## Exercise directions:
Please retype all of the records below character for character, leaving the pictures out of your answer.

## Data section:
•••
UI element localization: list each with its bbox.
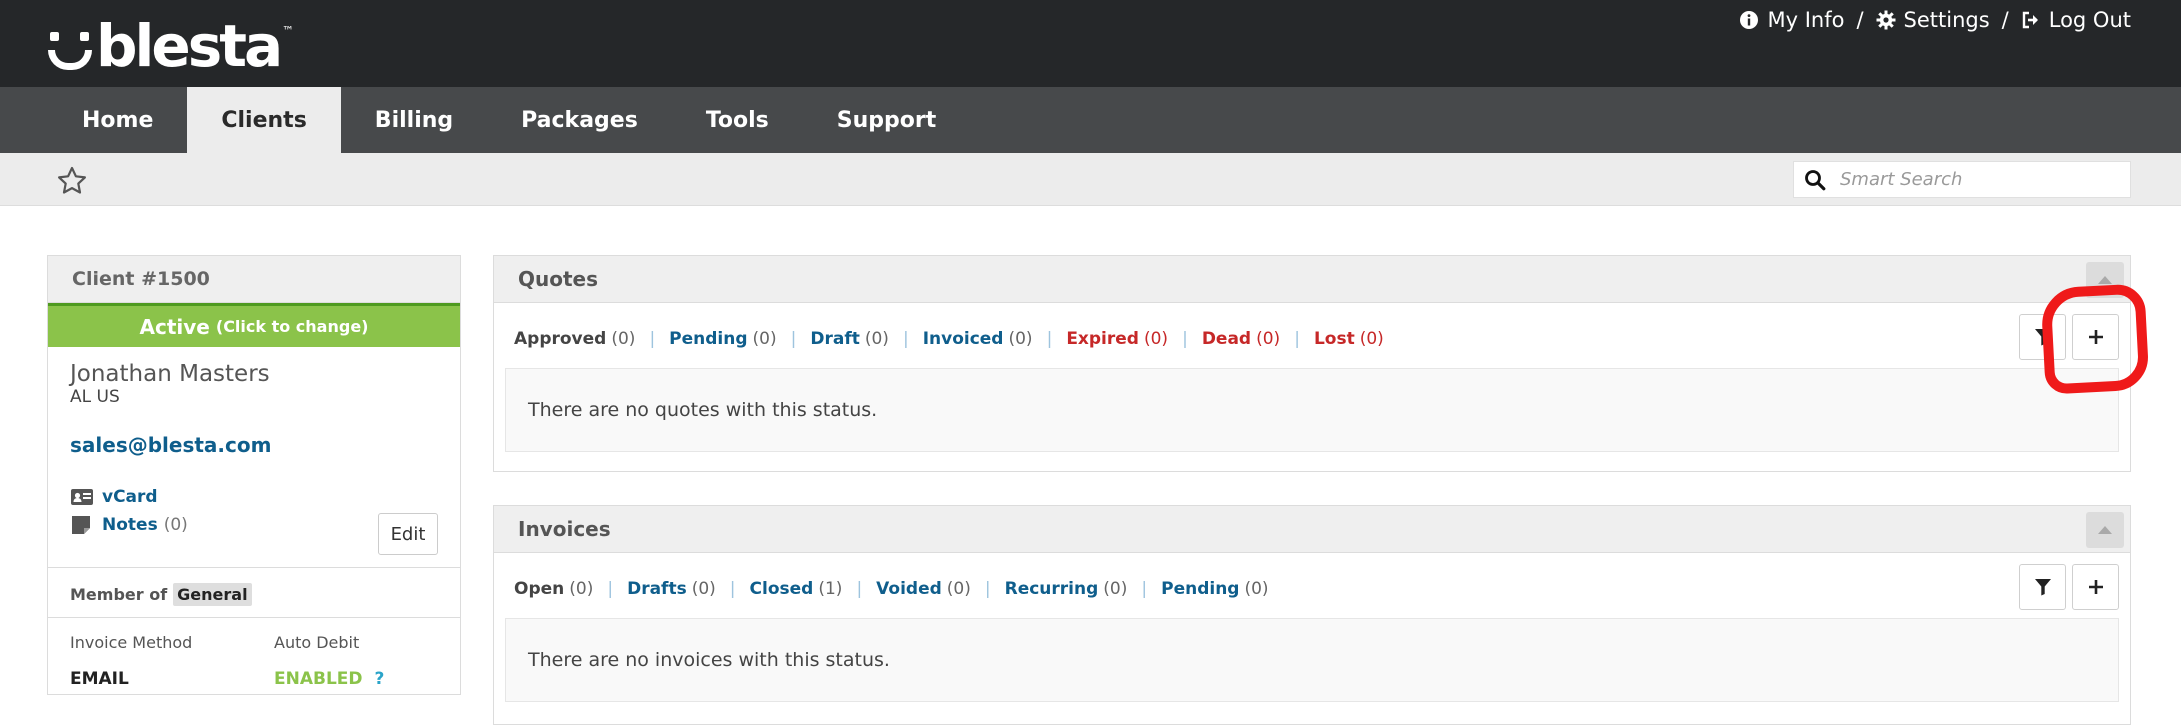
- nav-tools[interactable]: Tools: [672, 87, 803, 153]
- top-header: blesta ™ My Info / Settings / Log Out: [0, 0, 2181, 87]
- gear-icon: [1876, 10, 1896, 30]
- invoices-title: Invoices: [518, 517, 611, 541]
- quotes-header: Quotes: [494, 256, 2130, 303]
- quotes-empty-message: There are no quotes with this status.: [505, 368, 2119, 452]
- search-icon[interactable]: [1804, 169, 1826, 191]
- filter-open[interactable]: Open (0): [514, 579, 593, 599]
- invoice-method-label: Invoice Method: [70, 633, 193, 652]
- header-links: My Info / Settings / Log Out: [1739, 8, 2131, 32]
- logo-text: blesta: [96, 12, 283, 80]
- blesta-logo[interactable]: blesta ™: [46, 12, 295, 80]
- notes-count: (0): [163, 515, 188, 535]
- header-separator: /: [2001, 8, 2009, 32]
- settings-link[interactable]: Settings: [1876, 8, 1990, 32]
- quotes-panel: Quotes Approved (0) | Pending (0) | Draft(…: [493, 255, 2131, 472]
- client-status-button[interactable]: Active (Click to change): [48, 303, 460, 347]
- filter-lost[interactable]: Lost (0): [1314, 329, 1384, 349]
- auto-debit-label: Auto Debit: [274, 633, 360, 652]
- invoices-header: Invoices: [494, 506, 2130, 553]
- my-info-link[interactable]: My Info: [1739, 8, 1844, 32]
- divider: [48, 617, 460, 618]
- filter-dead[interactable]: Dead (0): [1202, 329, 1280, 349]
- client-email-link[interactable]: sales@blesta.com: [70, 433, 460, 457]
- info-icon: [1740, 11, 1759, 29]
- quotes-collapse-button[interactable]: [2086, 262, 2124, 298]
- vcard-icon: [71, 489, 93, 505]
- main-nav: Home Clients Billing Packages Tools Supp…: [0, 87, 2181, 153]
- settings-label: Settings: [1903, 8, 1990, 32]
- client-name: Jonathan Masters: [70, 361, 270, 387]
- client-number: Client #1500: [48, 256, 460, 303]
- client-card: Client #1500 Active (Click to change) Jo…: [47, 255, 461, 695]
- edit-client-button[interactable]: Edit: [378, 513, 438, 555]
- client-location: AL US: [70, 387, 120, 407]
- filter-pending[interactable]: Pending (0): [669, 329, 776, 349]
- nav-home[interactable]: Home: [48, 87, 187, 153]
- logout-icon: [2022, 11, 2038, 29]
- filter-expired[interactable]: Expired (0): [1066, 329, 1168, 349]
- filter-approved[interactable]: Approved (0): [514, 329, 635, 349]
- logo-trademark: ™: [282, 24, 295, 38]
- my-info-label: My Info: [1767, 8, 1845, 32]
- add-quote-button[interactable]: [2072, 314, 2119, 360]
- filter-icon: [2034, 329, 2051, 346]
- divider: [48, 567, 460, 568]
- log-out-label: Log Out: [2048, 8, 2131, 32]
- filter-pending-invoices[interactable]: Pending (0): [1161, 579, 1268, 599]
- auto-debit-status[interactable]: ENABLED: [274, 669, 363, 689]
- invoices-filter-button[interactable]: [2019, 564, 2066, 610]
- help-icon[interactable]: ?: [374, 669, 384, 689]
- nav-clients[interactable]: Clients: [187, 87, 341, 153]
- filter-invoiced[interactable]: Invoiced (0): [923, 329, 1033, 349]
- filter-icon: [2034, 579, 2051, 596]
- star-icon[interactable]: [56, 165, 88, 197]
- filter-draft[interactable]: Draft (0): [810, 329, 889, 349]
- plus-icon: [2088, 580, 2103, 594]
- quote-status-filters: Approved (0) | Pending (0) | Draft (0) | In…: [514, 329, 1384, 349]
- note-icon: [72, 516, 90, 534]
- invoice-status-filters: Open (0) | Drafts (0) | Closed (1) | Voided…: [514, 579, 1269, 599]
- smart-search: [1793, 161, 2131, 198]
- invoice-method-value: EMAIL: [70, 669, 129, 689]
- status-hint: (Click to change): [215, 317, 369, 336]
- client-group-badge: General: [173, 583, 252, 606]
- member-of: Member of General: [70, 583, 252, 606]
- log-out-link[interactable]: Log Out: [2021, 8, 2131, 32]
- invoices-empty-message: There are no invoices with this status.: [505, 618, 2119, 702]
- caret-up-icon: [2098, 526, 2112, 534]
- nav-billing[interactable]: Billing: [341, 87, 487, 153]
- filter-voided[interactable]: Voided (0): [876, 579, 971, 599]
- status-label: Active: [139, 314, 210, 339]
- header-separator: /: [1856, 8, 1864, 32]
- notes-link[interactable]: Notes: [102, 515, 158, 535]
- filter-closed[interactable]: Closed (1): [750, 579, 843, 599]
- filter-drafts[interactable]: Drafts (0): [627, 579, 716, 599]
- nav-packages[interactable]: Packages: [487, 87, 672, 153]
- plus-icon: [2088, 330, 2103, 344]
- logo-smile-icon: [46, 24, 94, 74]
- nav-support[interactable]: Support: [803, 87, 970, 153]
- vcard-row: vCard: [70, 487, 460, 507]
- caret-up-icon: [2098, 276, 2112, 284]
- quotes-filter-button[interactable]: [2019, 314, 2066, 360]
- quotes-title: Quotes: [518, 267, 599, 291]
- vcard-link[interactable]: vCard: [102, 487, 158, 507]
- member-of-label: Member of: [70, 585, 168, 604]
- smart-search-input[interactable]: [1840, 169, 2120, 190]
- auto-debit-value: ENABLED ?: [274, 669, 384, 689]
- add-invoice-button[interactable]: [2072, 564, 2119, 610]
- invoices-panel: Invoices Open (0) | Drafts (0) | Closed (1)…: [493, 505, 2131, 725]
- invoices-collapse-button[interactable]: [2086, 512, 2124, 548]
- filter-recurring[interactable]: Recurring (0): [1005, 579, 1128, 599]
•••
## Expected answer:
UI element localization: list each with its bbox.
- nav-tools[interactable]: Tools: [672, 87, 803, 153]
- top-header: blesta ™ My Info / Settings / Log Out: [0, 0, 2181, 87]
- gear-icon: [1876, 10, 1896, 30]
- invoices-title: Invoices: [518, 517, 611, 541]
- quotes-header: Quotes: [494, 256, 2130, 303]
- quotes-empty-message: There are no quotes with this status.: [505, 368, 2119, 452]
- search-icon[interactable]: [1804, 169, 1826, 191]
- filter-open[interactable]: Open (0): [514, 579, 593, 599]
- invoice-method-label: Invoice Method: [70, 633, 193, 652]
- header-links: My Info / Settings / Log Out: [1739, 8, 2131, 32]
- logo-text: blesta: [96, 12, 283, 80]
- blesta-logo[interactable]: blesta ™: [46, 12, 295, 80]
- notes-count: (0): [163, 515, 188, 535]
- header-separator: /: [2001, 8, 2009, 32]
- settings-link[interactable]: Settings: [1876, 8, 1990, 32]
- quotes-panel: Quotes Approved (0) | Pending (0) | Draft(…: [493, 255, 2131, 472]
- client-status-button[interactable]: Active (Click to change): [48, 303, 460, 347]
- filter-lost[interactable]: Lost (0): [1314, 329, 1384, 349]
- auto-debit-label: Auto Debit: [274, 633, 360, 652]
- invoices-header: Invoices: [494, 506, 2130, 553]
- my-info-link[interactable]: My Info: [1739, 8, 1844, 32]
- divider: [48, 617, 460, 618]
- filter-dead[interactable]: Dead (0): [1202, 329, 1280, 349]
- client-email-link[interactable]: sales@blesta.com: [70, 433, 460, 457]
- info-icon: [1740, 11, 1759, 29]
- quotes-collapse-button[interactable]: [2086, 262, 2124, 298]
- vcard-icon: [71, 489, 93, 505]
- main-nav: Home Clients Billing Packages Tools Supp…: [0, 87, 2181, 153]
- settings-label: Settings: [1903, 8, 1990, 32]
- client-name: Jonathan Masters: [70, 361, 270, 387]
- client-number: Client #1500: [48, 256, 460, 303]
- client-card: Client #1500 Active (Click to change) Jo…: [47, 255, 461, 695]
- edit-client-button[interactable]: Edit: [378, 513, 438, 555]
- client-location: AL US: [70, 387, 120, 407]
- filter-pending[interactable]: Pending (0): [669, 329, 776, 349]
- nav-home[interactable]: Home: [48, 87, 187, 153]
- logout-icon: [2022, 11, 2038, 29]
- filter-expired[interactable]: Expired (0): [1066, 329, 1168, 349]
- filter-approved[interactable]: Approved (0): [514, 329, 635, 349]
- logo-trademark: ™: [282, 24, 295, 38]
- my-info-label: My Info: [1767, 8, 1845, 32]
- add-quote-button[interactable]: [2072, 314, 2119, 360]
- filter-icon: [2034, 329, 2051, 346]
- divider: [48, 567, 460, 568]
- log-out-label: Log Out: [2048, 8, 2131, 32]
- filter-pending-invoices[interactable]: Pending (0): [1161, 579, 1268, 599]
- auto-debit-status[interactable]: ENABLED: [274, 669, 363, 689]
- invoices-filter-button[interactable]: [2019, 564, 2066, 610]
- help-icon[interactable]: ?: [374, 669, 384, 689]
- nav-clients[interactable]: Clients: [187, 87, 341, 153]
- filter-invoiced[interactable]: Invoiced (0): [923, 329, 1033, 349]
- filter-icon: [2034, 579, 2051, 596]
- star-icon[interactable]: [56, 165, 88, 197]
- filter-draft[interactable]: Draft (0): [810, 329, 889, 349]
- plus-icon: [2088, 580, 2103, 594]
- quote-status-filters: Approved (0) | Pending (0) | Draft (0) | In…: [514, 329, 1384, 349]
- note-icon: [72, 516, 90, 534]
- invoice-status-filters: Open (0) | Drafts (0) | Closed (1) | Voided…: [514, 579, 1269, 599]
- smart-search: [1793, 161, 2131, 198]
- invoice-method-value: EMAIL: [70, 669, 129, 689]
- status-hint: (Click to change): [215, 317, 369, 336]
- client-group-badge: General: [173, 583, 252, 606]
- member-of: Member of General: [70, 583, 252, 606]
- log-out-link[interactable]: Log Out: [2021, 8, 2131, 32]
- invoices-empty-message: There are no invoices with this status.: [505, 618, 2119, 702]
- caret-up-icon: [2098, 526, 2112, 534]
- nav-billing[interactable]: Billing: [341, 87, 487, 153]
- filter-voided[interactable]: Voided (0): [876, 579, 971, 599]
- status-label: Active: [139, 314, 210, 339]
- header-separator: /: [1856, 8, 1864, 32]
- notes-link[interactable]: Notes: [102, 515, 158, 535]
- filter-closed[interactable]: Closed (1): [750, 579, 843, 599]
- filter-drafts[interactable]: Drafts (0): [627, 579, 716, 599]
- nav-packages[interactable]: Packages: [487, 87, 672, 153]
- plus-icon: [2088, 330, 2103, 344]
- logo-smile-icon: [46, 24, 94, 74]
- nav-support[interactable]: Support: [803, 87, 970, 153]
- vcard-row: vCard: [70, 487, 460, 507]
- caret-up-icon: [2098, 276, 2112, 284]
- quotes-filter-button[interactable]: [2019, 314, 2066, 360]
- quotes-title: Quotes: [518, 267, 599, 291]
- vcard-link[interactable]: vCard: [102, 487, 158, 507]
- member-of-label: Member of: [70, 585, 168, 604]
- smart-search-input[interactable]: [1840, 169, 2120, 190]
- auto-debit-value: ENABLED ?: [274, 669, 384, 689]
- add-invoice-button[interactable]: [2072, 564, 2119, 610]
- invoices-panel: Invoices Open (0) | Drafts (0) | Closed (1)…: [493, 505, 2131, 725]
- invoices-collapse-button[interactable]: [2086, 512, 2124, 548]
- filter-recurring[interactable]: Recurring (0): [1005, 579, 1128, 599]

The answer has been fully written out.